++++ Dataset content ++++

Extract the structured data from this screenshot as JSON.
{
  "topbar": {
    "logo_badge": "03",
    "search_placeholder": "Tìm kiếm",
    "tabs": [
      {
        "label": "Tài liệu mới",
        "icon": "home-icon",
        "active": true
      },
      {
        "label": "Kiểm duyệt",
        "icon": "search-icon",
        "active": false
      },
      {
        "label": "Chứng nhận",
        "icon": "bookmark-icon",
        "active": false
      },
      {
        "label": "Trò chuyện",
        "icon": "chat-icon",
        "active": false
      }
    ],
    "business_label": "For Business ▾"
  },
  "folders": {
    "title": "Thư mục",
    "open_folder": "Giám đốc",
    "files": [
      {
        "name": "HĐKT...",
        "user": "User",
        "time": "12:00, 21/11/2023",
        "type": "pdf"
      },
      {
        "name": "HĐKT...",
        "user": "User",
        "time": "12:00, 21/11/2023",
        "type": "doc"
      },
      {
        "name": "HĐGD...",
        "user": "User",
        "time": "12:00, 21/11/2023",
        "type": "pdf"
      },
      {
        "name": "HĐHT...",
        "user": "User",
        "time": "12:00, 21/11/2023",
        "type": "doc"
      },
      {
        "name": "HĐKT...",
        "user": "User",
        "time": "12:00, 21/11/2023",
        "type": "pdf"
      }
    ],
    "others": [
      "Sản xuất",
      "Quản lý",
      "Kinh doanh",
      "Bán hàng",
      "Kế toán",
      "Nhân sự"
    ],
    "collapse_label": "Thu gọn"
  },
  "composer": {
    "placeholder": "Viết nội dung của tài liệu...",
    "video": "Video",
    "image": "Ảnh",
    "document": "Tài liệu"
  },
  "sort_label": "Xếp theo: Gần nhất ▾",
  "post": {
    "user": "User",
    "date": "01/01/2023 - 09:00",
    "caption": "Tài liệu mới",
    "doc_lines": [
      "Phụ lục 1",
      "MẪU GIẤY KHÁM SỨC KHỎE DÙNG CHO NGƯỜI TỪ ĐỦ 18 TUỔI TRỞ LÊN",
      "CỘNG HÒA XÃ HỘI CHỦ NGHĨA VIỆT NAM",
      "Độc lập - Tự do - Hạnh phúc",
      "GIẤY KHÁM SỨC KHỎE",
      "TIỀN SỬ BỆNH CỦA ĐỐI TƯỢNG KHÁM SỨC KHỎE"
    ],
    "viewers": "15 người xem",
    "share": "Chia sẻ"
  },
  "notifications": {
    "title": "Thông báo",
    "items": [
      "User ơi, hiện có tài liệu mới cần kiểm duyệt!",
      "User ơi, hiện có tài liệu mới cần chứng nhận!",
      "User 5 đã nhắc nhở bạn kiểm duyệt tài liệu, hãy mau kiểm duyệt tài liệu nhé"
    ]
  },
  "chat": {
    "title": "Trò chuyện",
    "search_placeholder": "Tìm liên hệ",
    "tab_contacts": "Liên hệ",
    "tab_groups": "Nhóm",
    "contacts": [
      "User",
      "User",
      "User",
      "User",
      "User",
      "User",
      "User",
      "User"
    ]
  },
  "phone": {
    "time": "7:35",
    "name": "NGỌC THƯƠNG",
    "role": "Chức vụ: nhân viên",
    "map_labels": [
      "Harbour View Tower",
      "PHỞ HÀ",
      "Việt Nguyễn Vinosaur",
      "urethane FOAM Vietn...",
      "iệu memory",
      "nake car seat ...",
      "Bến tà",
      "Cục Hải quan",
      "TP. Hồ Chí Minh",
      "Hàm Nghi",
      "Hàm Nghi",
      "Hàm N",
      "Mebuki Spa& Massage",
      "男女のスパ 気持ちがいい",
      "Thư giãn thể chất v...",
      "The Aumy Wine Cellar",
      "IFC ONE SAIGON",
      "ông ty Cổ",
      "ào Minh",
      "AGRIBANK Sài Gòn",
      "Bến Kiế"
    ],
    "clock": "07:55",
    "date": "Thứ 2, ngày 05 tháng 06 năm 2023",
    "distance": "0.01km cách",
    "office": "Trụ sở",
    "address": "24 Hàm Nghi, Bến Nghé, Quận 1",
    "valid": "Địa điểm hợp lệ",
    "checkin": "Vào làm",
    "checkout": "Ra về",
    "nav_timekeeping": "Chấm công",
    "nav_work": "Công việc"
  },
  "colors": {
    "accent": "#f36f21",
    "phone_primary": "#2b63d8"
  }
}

++++

Given exercise:
Take the entries above and transcribe them in full.

Correct output:
Extract the structured data from this screenshot as JSON.
{
  "topbar": {
    "logo_badge": "03",
    "search_placeholder": "Tìm kiếm",
    "tabs": [
      {
        "label": "Tài liệu mới",
        "icon": "home-icon",
        "active": true
      },
      {
        "label": "Kiểm duyệt",
        "icon": "search-icon",
        "active": false
      },
      {
        "label": "Chứng nhận",
        "icon": "bookmark-icon",
        "active": false
      },
      {
        "label": "Trò chuyện",
        "icon": "chat-icon",
        "active": false
      }
    ],
    "business_label": "For Business ▾"
  },
  "folders": {
    "title": "Thư mục",
    "open_folder": "Giám đốc",
    "files": [
      {
        "name": "HĐKT...",
        "user": "User",
        "time": "12:00, 21/11/2023",
        "type": "pdf"
      },
      {
        "name": "HĐKT...",
        "user": "User",
        "time": "12:00, 21/11/2023",
        "type": "doc"
      },
      {
        "name": "HĐGD...",
        "user": "User",
        "time": "12:00, 21/11/2023",
        "type": "pdf"
      },
      {
        "name": "HĐHT...",
        "user": "User",
        "time": "12:00, 21/11/2023",
        "type": "doc"
      },
      {
        "name": "HĐKT...",
        "user": "User",
        "time": "12:00, 21/11/2023",
        "type": "pdf"
      }
    ],
    "others": [
      "Sản xuất",
      "Quản lý",
      "Kinh doanh",
      "Bán hàng",
      "Kế toán",
      "Nhân sự"
    ],
    "collapse_label": "Thu gọn"
  },
  "composer": {
    "placeholder": "Viết nội dung của tài liệu...",
    "video": "Video",
    "image": "Ảnh",
    "document": "Tài liệu"
  },
  "sort_label": "Xếp theo: Gần nhất ▾",
  "post": {
    "user": "User",
    "date": "01/01/2023 - 09:00",
    "caption": "Tài liệu mới",
    "doc_lines": [
      "Phụ lục 1",
      "MẪU GIẤY KHÁM SỨC KHỎE DÙNG CHO NGƯỜI TỪ ĐỦ 18 TUỔI TRỞ LÊN",
      "CỘNG HÒA XÃ HỘI CHỦ NGHĨA VIỆT NAM",
      "Độc lập - Tự do - Hạnh phúc",
      "GIẤY KHÁM SỨC KHỎE",
      "TIỀN SỬ BỆNH CỦA ĐỐI TƯỢNG KHÁM SỨC KHỎE"
    ],
    "viewers": "15 người xem",
    "share": "Chia sẻ"
  },
  "notifications": {
    "title": "Thông báo",
    "items": [
      "User ơi, hiện có tài liệu mới cần kiểm duyệt!",
      "User ơi, hiện có tài liệu mới cần chứng nhận!",
      "User 5 đã nhắc nhở bạn kiểm duyệt tài liệu, hãy mau kiểm duyệt tài liệu nhé"
    ]
  },
  "chat": {
    "title": "Trò chuyện",
    "search_placeholder": "Tìm liên hệ",
    "tab_contacts": "Liên hệ",
    "tab_groups": "Nhóm",
    "contacts": [
      "User",
      "User",
      "User",
      "User",
      "User",
      "User",
      "User",
      "User"
    ]
  },
  "phone": {
    "time": "7:35",
    "name": "NGỌC THƯƠNG",
    "role": "Chức vụ: nhân viên",
    "map_labels": [
      "Harbour View Tower",
      "PHỞ HÀ",
      "Việt Nguyễn Vinosaur",
      "urethane FOAM Vietn...",
      "iệu memory",
      "nake car seat ...",
      "Bến tà",
      "Cục Hải quan",
      "TP. Hồ Chí Minh",
      "Hàm Nghi",
      "Hàm Nghi",
      "Hàm N",
      "Mebuki Spa& Massage",
      "男女のスパ 気持ちがいい",
      "Thư giãn thể chất v...",
      "The Aumy Wine Cellar",
      "IFC ONE SAIGON",
      "ông ty Cổ",
      "ào Minh",
      "AGRIBANK Sài Gòn",
      "Bến Kiế"
    ],
    "clock": "07:55",
    "date": "Thứ 2, ngày 05 tháng 06 năm 2023",
    "distance": "0.01km cách",
    "office": "Trụ sở",
    "address": "24 Hàm Nghi, Bến Nghé, Quận 1",
    "valid": "Địa điểm hợp lệ",
    "checkin": "Vào làm",
    "checkout": "Ra về",
    "nav_timekeeping": "Chấm công",
    "nav_work": "Công việc"
  },
  "colors": {
    "accent": "#f36f21",
    "phone_primary": "#2b63d8"
  }
}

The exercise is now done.